| STATED EXERCISE |
All of the material below is to be repeated exactly.

| MATERIALS PROVIDED |
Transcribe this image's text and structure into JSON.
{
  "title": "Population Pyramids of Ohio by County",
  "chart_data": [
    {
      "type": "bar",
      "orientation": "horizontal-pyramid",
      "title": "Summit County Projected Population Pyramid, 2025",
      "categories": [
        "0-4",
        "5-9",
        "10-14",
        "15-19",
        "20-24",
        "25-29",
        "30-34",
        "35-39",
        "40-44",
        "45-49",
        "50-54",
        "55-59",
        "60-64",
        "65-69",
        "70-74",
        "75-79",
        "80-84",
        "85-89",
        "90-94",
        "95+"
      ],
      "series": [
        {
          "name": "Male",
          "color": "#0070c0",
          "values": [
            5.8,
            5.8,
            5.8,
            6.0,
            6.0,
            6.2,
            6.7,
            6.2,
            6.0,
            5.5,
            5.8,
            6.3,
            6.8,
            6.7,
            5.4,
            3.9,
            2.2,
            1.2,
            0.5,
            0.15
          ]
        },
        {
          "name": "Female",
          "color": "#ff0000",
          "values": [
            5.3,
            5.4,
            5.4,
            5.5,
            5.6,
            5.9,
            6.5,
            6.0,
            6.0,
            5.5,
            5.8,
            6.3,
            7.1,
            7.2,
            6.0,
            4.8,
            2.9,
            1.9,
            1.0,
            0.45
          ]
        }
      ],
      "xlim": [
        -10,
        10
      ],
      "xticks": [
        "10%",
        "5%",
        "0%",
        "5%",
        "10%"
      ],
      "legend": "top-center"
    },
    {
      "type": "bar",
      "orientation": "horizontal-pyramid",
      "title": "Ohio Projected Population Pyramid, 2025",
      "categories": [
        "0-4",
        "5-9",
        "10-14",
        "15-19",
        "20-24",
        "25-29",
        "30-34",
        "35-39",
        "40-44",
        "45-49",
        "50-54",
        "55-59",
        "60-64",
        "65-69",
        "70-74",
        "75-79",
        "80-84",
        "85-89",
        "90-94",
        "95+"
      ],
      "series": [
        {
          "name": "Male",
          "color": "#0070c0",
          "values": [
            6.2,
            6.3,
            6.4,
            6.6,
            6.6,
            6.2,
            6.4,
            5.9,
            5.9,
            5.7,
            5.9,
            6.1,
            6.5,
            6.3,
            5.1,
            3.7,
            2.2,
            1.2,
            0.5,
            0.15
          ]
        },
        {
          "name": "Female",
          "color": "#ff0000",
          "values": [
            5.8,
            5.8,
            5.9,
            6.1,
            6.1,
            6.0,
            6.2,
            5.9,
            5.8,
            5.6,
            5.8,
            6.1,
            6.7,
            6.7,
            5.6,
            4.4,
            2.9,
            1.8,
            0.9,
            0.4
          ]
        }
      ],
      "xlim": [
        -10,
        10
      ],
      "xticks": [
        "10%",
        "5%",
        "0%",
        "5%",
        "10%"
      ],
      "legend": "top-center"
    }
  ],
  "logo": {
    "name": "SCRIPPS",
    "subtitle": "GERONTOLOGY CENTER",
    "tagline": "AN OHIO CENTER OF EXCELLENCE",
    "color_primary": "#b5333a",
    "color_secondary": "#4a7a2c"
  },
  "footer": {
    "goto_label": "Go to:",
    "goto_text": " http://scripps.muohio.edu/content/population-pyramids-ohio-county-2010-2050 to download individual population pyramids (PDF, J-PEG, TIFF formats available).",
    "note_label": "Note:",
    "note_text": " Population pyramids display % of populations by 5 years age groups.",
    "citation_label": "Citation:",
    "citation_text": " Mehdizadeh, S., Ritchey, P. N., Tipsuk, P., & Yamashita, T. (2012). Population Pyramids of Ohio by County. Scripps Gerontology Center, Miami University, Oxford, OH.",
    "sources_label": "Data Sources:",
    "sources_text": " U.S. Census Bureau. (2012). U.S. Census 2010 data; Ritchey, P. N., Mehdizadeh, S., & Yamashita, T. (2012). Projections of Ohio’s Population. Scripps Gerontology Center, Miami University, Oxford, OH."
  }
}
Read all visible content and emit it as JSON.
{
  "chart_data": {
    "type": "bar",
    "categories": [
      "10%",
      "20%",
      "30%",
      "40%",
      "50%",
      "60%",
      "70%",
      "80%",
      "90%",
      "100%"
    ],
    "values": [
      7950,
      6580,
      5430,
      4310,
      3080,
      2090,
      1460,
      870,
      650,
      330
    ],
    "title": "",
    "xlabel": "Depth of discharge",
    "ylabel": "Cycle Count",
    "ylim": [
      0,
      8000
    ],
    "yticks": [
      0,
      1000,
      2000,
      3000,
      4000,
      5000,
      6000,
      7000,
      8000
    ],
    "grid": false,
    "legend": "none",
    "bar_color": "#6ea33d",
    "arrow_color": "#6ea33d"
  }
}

| THE COMPLETED TASK |
Transcribe this image's text and structure into JSON.
{
  "title": "Population Pyramids of Ohio by County",
  "chart_data": [
    {
      "type": "bar",
      "orientation": "horizontal-pyramid",
      "title": "Summit County Projected Population Pyramid, 2025",
      "categories": [
        "0-4",
        "5-9",
        "10-14",
        "15-19",
        "20-24",
        "25-29",
        "30-34",
        "35-39",
        "40-44",
        "45-49",
        "50-54",
        "55-59",
        "60-64",
        "65-69",
        "70-74",
        "75-79",
        "80-84",
        "85-89",
        "90-94",
        "95+"
      ],
      "series": [
        {
          "name": "Male",
          "color": "#0070c0",
          "values": [
            5.8,
            5.8,
            5.8,
            6.0,
            6.0,
            6.2,
            6.7,
            6.2,
            6.0,
            5.5,
            5.8,
            6.3,
            6.8,
            6.7,
            5.4,
            3.9,
            2.2,
            1.2,
            0.5,
            0.15
          ]
        },
        {
          "name": "Female",
          "color": "#ff0000",
          "values": [
            5.3,
            5.4,
            5.4,
            5.5,
            5.6,
            5.9,
            6.5,
            6.0,
            6.0,
            5.5,
            5.8,
            6.3,
            7.1,
            7.2,
            6.0,
            4.8,
            2.9,
            1.9,
            1.0,
            0.45
          ]
        }
      ],
      "xlim": [
        -10,
        10
      ],
      "xticks": [
        "10%",
        "5%",
        "0%",
        "5%",
        "10%"
      ],
      "legend": "top-center"
    },
    {
      "type": "bar",
      "orientation": "horizontal-pyramid",
      "title": "Ohio Projected Population Pyramid, 2025",
      "categories": [
        "0-4",
        "5-9",
        "10-14",
        "15-19",
        "20-24",
        "25-29",
        "30-34",
        "35-39",
        "40-44",
        "45-49",
        "50-54",
        "55-59",
        "60-64",
        "65-69",
        "70-74",
        "75-79",
        "80-84",
        "85-89",
        "90-94",
        "95+"
      ],
      "series": [
        {
          "name": "Male",
          "color": "#0070c0",
          "values": [
            6.2,
            6.3,
            6.4,
            6.6,
            6.6,
            6.2,
            6.4,
            5.9,
            5.9,
            5.7,
            5.9,
            6.1,
            6.5,
            6.3,
            5.1,
            3.7,
            2.2,
            1.2,
            0.5,
            0.15
          ]
        },
        {
          "name": "Female",
          "color": "#ff0000",
          "values": [
            5.8,
            5.8,
            5.9,
            6.1,
            6.1,
            6.0,
            6.2,
            5.9,
            5.8,
            5.6,
            5.8,
            6.1,
            6.7,
            6.7,
            5.6,
            4.4,
            2.9,
            1.8,
            0.9,
            0.4
          ]
        }
      ],
      "xlim": [
        -10,
        10
      ],
      "xticks": [
        "10%",
        "5%",
        "0%",
        "5%",
        "10%"
      ],
      "legend": "top-center"
    }
  ],
  "logo": {
    "name": "SCRIPPS",
    "subtitle": "GERONTOLOGY CENTER",
    "tagline": "AN OHIO CENTER OF EXCELLENCE",
    "color_primary": "#b5333a",
    "color_secondary": "#4a7a2c"
  },
  "footer": {
    "goto_label": "Go to:",
    "goto_text": " http://scripps.muohio.edu/content/population-pyramids-ohio-county-2010-2050 to download individual population pyramids (PDF, J-PEG, TIFF formats available).",
    "note_label": "Note:",
    "note_text": " Population pyramids display % of populations by 5 years age groups.",
    "citation_label": "Citation:",
    "citation_text": " Mehdizadeh, S., Ritchey, P. N., Tipsuk, P., & Yamashita, T. (2012). Population Pyramids of Ohio by County. Scripps Gerontology Center, Miami University, Oxford, OH.",
    "sources_label": "Data Sources:",
    "sources_text": " U.S. Census Bureau. (2012). U.S. Census 2010 data; Ritchey, P. N., Mehdizadeh, S., & Yamashita, T. (2012). Projections of Ohio’s Population. Scripps Gerontology Center, Miami University, Oxford, OH."
  }
}
Read all visible content and emit it as JSON.
{
  "chart_data": {
    "type": "bar",
    "categories": [
      "10%",
      "20%",
      "30%",
      "40%",
      "50%",
      "60%",
      "70%",
      "80%",
      "90%",
      "100%"
    ],
    "values": [
      7950,
      6580,
      5430,
      4310,
      3080,
      2090,
      1460,
      870,
      650,
      330
    ],
    "title": "",
    "xlabel": "Depth of discharge",
    "ylabel": "Cycle Count",
    "ylim": [
      0,
      8000
    ],
    "yticks": [
      0,
      1000,
      2000,
      3000,
      4000,
      5000,
      6000,
      7000,
      8000
    ],
    "grid": false,
    "legend": "none",
    "bar_color": "#6ea33d",
    "arrow_color": "#6ea33d"
  }
}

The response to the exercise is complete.